# start of WORKING DATA

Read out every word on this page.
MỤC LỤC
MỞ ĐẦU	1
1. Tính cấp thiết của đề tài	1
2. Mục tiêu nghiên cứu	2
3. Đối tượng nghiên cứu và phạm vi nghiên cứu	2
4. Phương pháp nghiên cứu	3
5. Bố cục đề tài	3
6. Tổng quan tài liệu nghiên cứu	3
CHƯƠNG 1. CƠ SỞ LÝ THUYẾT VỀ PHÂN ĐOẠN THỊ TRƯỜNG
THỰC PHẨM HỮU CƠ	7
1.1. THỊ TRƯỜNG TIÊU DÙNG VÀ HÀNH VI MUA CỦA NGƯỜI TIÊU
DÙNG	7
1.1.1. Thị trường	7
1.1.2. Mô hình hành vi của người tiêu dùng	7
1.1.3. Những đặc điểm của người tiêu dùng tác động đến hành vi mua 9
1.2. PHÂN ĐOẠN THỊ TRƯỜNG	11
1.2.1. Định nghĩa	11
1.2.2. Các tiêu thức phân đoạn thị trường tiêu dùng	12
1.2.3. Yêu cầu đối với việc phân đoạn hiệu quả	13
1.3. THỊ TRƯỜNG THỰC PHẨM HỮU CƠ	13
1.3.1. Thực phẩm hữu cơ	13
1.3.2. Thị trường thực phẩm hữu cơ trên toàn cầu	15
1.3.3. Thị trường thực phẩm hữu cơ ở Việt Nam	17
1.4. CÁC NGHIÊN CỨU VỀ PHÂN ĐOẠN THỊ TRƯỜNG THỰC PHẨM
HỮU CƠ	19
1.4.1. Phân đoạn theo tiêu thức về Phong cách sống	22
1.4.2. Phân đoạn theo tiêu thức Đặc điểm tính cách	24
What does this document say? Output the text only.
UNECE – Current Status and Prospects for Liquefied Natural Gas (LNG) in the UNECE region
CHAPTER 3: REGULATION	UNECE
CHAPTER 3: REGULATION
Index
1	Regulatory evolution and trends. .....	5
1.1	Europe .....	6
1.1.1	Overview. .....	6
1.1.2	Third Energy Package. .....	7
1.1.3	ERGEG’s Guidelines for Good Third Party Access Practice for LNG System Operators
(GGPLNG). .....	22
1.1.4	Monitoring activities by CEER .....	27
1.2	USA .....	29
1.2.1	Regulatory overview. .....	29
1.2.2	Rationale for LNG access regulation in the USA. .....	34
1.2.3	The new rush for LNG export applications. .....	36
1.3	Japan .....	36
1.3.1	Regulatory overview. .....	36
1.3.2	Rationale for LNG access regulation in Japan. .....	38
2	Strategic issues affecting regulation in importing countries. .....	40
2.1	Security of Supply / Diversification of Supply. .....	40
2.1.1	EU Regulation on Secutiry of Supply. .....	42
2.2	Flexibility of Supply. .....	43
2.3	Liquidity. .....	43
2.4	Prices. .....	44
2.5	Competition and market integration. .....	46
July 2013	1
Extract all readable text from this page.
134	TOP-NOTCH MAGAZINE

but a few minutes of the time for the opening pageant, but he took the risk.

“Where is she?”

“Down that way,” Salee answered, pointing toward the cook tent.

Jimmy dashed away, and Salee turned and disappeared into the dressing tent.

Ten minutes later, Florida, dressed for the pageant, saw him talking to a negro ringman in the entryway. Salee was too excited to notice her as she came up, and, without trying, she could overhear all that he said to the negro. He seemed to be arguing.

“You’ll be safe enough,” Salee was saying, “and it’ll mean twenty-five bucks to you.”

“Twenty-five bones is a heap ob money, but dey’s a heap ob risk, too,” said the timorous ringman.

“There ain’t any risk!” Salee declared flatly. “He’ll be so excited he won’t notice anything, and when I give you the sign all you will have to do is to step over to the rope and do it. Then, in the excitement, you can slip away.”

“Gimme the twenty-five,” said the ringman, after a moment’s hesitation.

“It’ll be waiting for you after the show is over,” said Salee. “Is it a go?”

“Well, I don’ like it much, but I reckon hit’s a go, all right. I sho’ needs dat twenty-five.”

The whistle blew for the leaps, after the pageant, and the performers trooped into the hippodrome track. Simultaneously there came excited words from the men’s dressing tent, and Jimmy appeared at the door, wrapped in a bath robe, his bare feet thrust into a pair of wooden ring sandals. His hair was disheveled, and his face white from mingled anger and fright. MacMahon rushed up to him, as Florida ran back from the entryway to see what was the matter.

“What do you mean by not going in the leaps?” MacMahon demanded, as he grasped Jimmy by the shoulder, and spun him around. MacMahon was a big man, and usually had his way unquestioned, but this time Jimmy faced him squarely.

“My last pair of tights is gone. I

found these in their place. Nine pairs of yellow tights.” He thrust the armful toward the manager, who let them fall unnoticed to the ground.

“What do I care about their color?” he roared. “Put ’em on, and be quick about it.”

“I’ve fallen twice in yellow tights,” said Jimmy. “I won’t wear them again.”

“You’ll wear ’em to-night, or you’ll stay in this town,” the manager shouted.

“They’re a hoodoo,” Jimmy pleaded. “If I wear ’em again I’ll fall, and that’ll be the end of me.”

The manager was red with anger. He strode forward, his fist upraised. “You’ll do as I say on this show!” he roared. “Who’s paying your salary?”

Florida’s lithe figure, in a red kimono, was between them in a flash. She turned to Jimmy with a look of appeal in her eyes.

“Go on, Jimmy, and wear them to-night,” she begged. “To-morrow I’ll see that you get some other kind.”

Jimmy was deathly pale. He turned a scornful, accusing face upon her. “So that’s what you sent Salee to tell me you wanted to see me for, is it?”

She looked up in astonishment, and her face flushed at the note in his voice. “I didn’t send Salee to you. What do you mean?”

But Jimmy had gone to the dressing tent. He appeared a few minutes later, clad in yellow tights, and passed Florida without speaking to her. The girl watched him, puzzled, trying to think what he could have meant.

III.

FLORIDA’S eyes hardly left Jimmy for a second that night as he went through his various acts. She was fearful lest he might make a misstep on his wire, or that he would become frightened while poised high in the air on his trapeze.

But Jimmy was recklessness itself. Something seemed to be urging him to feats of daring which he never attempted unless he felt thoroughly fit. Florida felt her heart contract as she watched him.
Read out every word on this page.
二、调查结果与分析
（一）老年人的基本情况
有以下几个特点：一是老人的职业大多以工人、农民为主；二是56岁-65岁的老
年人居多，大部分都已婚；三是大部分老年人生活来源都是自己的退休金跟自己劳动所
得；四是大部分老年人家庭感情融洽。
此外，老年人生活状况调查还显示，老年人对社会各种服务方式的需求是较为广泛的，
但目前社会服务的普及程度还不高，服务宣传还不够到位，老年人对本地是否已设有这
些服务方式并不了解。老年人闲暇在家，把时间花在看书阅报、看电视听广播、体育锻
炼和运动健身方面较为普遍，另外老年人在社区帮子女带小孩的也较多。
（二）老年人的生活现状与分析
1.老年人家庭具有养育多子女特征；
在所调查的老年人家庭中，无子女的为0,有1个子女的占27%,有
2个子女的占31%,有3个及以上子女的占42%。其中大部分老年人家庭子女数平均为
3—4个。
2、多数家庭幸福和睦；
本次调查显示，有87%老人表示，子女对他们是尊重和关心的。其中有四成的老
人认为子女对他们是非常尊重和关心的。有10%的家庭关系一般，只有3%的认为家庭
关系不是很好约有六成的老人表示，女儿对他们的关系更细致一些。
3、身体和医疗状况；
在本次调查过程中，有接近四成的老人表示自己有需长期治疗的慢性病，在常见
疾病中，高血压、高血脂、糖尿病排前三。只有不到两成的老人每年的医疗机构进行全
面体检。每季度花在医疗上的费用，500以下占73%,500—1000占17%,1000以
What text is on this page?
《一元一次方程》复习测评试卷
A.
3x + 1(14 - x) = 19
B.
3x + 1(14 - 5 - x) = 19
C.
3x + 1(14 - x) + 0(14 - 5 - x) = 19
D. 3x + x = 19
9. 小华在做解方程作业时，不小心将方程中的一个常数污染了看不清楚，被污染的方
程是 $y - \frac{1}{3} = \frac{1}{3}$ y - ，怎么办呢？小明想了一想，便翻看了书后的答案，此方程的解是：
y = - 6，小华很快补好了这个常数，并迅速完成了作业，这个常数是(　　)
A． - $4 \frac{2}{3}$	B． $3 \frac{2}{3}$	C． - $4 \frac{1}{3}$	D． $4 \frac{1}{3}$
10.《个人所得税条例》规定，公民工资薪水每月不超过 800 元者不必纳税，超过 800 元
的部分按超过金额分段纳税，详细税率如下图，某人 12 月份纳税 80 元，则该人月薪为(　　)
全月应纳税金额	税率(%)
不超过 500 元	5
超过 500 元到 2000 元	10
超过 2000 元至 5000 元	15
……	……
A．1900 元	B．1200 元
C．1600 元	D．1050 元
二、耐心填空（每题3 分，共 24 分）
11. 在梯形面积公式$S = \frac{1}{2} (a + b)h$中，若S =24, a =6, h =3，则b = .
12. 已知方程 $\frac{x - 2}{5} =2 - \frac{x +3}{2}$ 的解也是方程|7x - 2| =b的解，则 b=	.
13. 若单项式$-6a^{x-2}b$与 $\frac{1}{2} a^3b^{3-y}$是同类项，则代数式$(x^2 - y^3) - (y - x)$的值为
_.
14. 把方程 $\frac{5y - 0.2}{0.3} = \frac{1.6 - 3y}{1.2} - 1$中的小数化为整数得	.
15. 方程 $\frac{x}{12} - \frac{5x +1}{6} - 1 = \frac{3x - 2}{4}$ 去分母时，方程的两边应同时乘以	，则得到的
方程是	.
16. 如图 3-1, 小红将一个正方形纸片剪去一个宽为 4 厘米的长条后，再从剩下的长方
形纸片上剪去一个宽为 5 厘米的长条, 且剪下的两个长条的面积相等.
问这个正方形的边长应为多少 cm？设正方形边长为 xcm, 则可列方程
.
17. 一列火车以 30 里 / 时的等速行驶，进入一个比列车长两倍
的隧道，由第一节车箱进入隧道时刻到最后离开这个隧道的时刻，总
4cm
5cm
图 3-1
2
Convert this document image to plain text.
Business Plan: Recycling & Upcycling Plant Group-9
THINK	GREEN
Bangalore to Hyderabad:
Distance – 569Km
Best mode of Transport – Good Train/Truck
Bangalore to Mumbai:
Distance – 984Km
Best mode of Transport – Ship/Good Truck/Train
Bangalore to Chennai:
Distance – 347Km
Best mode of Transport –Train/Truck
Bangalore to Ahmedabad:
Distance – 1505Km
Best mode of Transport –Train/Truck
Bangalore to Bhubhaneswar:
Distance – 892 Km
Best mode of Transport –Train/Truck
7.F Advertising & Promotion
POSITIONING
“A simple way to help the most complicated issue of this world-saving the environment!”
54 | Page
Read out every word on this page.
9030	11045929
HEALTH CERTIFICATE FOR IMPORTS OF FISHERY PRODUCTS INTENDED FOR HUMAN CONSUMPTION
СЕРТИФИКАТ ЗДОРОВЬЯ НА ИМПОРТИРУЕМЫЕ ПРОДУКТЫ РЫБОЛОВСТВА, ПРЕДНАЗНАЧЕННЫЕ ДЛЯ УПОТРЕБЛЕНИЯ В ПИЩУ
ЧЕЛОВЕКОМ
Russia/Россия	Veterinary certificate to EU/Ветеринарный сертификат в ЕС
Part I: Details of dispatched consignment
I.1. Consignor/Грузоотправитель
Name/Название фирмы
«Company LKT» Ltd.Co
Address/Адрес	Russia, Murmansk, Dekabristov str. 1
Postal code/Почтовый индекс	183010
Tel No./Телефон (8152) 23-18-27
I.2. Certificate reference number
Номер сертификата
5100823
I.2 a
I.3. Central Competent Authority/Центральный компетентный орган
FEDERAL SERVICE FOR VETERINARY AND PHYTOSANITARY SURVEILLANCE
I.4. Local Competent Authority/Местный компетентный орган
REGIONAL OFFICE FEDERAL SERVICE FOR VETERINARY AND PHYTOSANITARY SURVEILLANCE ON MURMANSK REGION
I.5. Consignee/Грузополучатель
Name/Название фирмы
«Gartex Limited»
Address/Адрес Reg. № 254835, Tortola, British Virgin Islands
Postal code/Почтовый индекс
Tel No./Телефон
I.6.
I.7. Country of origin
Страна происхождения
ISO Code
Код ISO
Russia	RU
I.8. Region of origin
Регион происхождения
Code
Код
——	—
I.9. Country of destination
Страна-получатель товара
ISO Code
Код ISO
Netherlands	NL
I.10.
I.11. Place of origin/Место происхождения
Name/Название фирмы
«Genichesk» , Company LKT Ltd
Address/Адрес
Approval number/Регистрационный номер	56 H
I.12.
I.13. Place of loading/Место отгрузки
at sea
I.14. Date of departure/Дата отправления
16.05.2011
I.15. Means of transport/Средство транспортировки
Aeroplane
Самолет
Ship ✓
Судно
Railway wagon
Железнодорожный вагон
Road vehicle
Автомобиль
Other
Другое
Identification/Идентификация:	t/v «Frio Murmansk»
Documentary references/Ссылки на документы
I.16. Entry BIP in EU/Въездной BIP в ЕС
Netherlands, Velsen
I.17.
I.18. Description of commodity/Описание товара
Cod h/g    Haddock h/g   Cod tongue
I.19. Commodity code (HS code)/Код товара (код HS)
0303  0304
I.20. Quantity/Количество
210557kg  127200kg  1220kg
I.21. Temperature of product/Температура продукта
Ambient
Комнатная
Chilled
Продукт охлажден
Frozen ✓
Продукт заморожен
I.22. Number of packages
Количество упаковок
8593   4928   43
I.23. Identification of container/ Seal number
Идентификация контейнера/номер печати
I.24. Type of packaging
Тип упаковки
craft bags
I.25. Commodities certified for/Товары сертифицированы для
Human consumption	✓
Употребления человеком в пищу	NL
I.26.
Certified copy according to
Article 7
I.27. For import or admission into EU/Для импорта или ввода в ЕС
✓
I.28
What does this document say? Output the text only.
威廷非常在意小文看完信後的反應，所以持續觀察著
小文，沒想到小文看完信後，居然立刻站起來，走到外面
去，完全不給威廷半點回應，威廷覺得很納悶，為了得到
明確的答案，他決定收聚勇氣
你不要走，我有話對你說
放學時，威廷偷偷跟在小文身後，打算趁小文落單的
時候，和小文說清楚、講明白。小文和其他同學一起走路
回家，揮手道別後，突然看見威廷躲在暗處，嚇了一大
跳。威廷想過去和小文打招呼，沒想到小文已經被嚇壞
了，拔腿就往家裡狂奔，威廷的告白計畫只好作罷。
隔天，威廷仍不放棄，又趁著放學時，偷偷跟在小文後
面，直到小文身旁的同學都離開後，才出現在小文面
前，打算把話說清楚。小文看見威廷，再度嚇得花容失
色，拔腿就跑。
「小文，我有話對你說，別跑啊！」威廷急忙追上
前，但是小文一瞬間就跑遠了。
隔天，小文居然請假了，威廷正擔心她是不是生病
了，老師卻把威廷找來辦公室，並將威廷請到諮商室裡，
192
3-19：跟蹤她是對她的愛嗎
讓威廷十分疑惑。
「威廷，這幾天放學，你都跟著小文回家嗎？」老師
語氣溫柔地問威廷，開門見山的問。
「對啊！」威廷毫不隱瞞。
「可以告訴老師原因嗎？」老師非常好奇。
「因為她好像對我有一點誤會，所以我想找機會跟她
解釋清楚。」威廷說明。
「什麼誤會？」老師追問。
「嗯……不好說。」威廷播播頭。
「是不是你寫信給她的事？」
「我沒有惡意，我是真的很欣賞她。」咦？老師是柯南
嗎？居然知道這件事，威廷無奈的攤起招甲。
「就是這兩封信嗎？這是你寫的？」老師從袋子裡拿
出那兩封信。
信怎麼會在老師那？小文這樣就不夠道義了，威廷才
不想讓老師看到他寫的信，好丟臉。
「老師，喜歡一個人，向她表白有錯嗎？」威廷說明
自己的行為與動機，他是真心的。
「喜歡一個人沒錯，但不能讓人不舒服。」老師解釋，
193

# end of WORKING DATA

▶ **INSTRUCTIONS TO FOLLOW**:
Whichever lines contain the string "Identification", select and copy them.

▶ **OUTPUT OF THE EXERCISE**:
Identification/Идентификация:	t/v «Frio Murmansk»
I.23. Identification of container/ Seal number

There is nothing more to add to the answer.